Task statement >>
Lines holding the string "Heliocentric" are the ones to copy from this listing.

-- Begin Material for this task --

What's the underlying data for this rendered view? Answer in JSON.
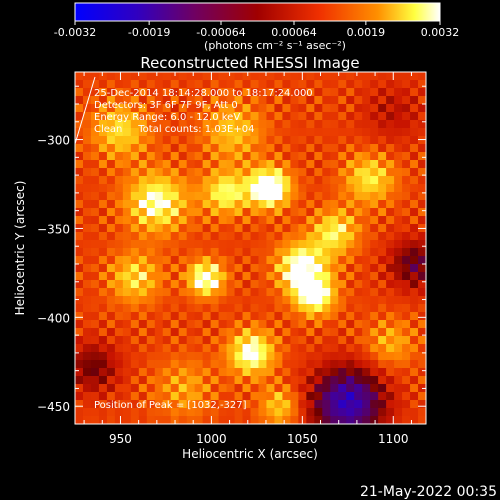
{
  "chart_data": {
    "type": "heatmap",
    "title": "Reconstructed RHESSI Image",
    "xlabel": "Heliocentric X (arcsec)",
    "ylabel": "Heliocentric Y (arcsec)",
    "xlim": [
      925,
      1118
    ],
    "ylim": [
      -460,
      -262
    ],
    "x_ticks": [
      950,
      1000,
      1050,
      1100
    ],
    "y_ticks": [
      -300,
      -350,
      -400,
      -450
    ],
    "colorbar": {
      "ticks": [
        "-0.0032",
        "-0.0019",
        "-0.00064",
        "0.00064",
        "0.0019",
        "0.0032"
      ],
      "range": [
        -0.0032,
        0.0032
      ],
      "unit_label": "(photons cm⁻² s⁻¹ asec⁻²)",
      "colors": [
        "#0000ff",
        "#400080",
        "#800000",
        "#e02000",
        "#ff8000",
        "#ffff40",
        "#ffffff"
      ]
    },
    "annotations": [
      "25-Dec-2014 18:14:28.000 to 18:17:24.000",
      "Detectors: 3F 6F 7F 9F, Att 0",
      "Energy Range: 6.0 - 12.0 keV",
      "Clean     Total counts: 1.03E+04"
    ],
    "peak_label": "Position of Peak = [1032,-327]",
    "peak": [
      1032,
      -327
    ],
    "sources": [
      {
        "x": 1032,
        "y": -327,
        "flux": 0.0032,
        "sigma": 8
      },
      {
        "x": 997,
        "y": -378,
        "flux": 0.0028,
        "sigma": 7
      },
      {
        "x": 1050,
        "y": -372,
        "flux": 0.0027,
        "sigma": 10
      },
      {
        "x": 1057,
        "y": -388,
        "flux": 0.0025,
        "sigma": 8
      },
      {
        "x": 1022,
        "y": -420,
        "flux": 0.0026,
        "sigma": 9
      },
      {
        "x": 970,
        "y": -335,
        "flux": 0.0024,
        "sigma": 12
      },
      {
        "x": 1008,
        "y": -330,
        "flux": 0.0022,
        "sigma": 9
      },
      {
        "x": 1068,
        "y": -352,
        "flux": 0.0021,
        "sigma": 9
      },
      {
        "x": 1087,
        "y": -322,
        "flux": 0.002,
        "sigma": 10
      },
      {
        "x": 958,
        "y": -378,
        "flux": 0.0019,
        "sigma": 10
      },
      {
        "x": 1038,
        "y": -450,
        "flux": 0.0018,
        "sigma": 8
      },
      {
        "x": 950,
        "y": -295,
        "flux": 0.0019,
        "sigma": 11
      },
      {
        "x": 1098,
        "y": -415,
        "flux": 0.0015,
        "sigma": 10
      },
      {
        "x": 1012,
        "y": -295,
        "flux": 0.0017,
        "sigma": 12
      },
      {
        "x": 985,
        "y": -440,
        "flux": 0.0014,
        "sigma": 12
      }
    ],
    "background": 0.0013,
    "negative_regions": [
      {
        "x": 1075,
        "y": -448,
        "flux": -0.0034,
        "sigma": 14
      },
      {
        "x": 935,
        "y": -428,
        "flux": -0.0015,
        "sigma": 10
      },
      {
        "x": 1112,
        "y": -370,
        "flux": -0.0018,
        "sigma": 10
      },
      {
        "x": 1100,
        "y": -285,
        "flux": -0.0008,
        "sigma": 12
      }
    ]
  },
  "footer": {
    "timestamp": "21-May-2022 00:35"
  }
}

-- End Material for this task --

Full output >>
    "xlabel": "Heliocentric X (arcsec)",
    "ylabel": "Heliocentric Y (arcsec)",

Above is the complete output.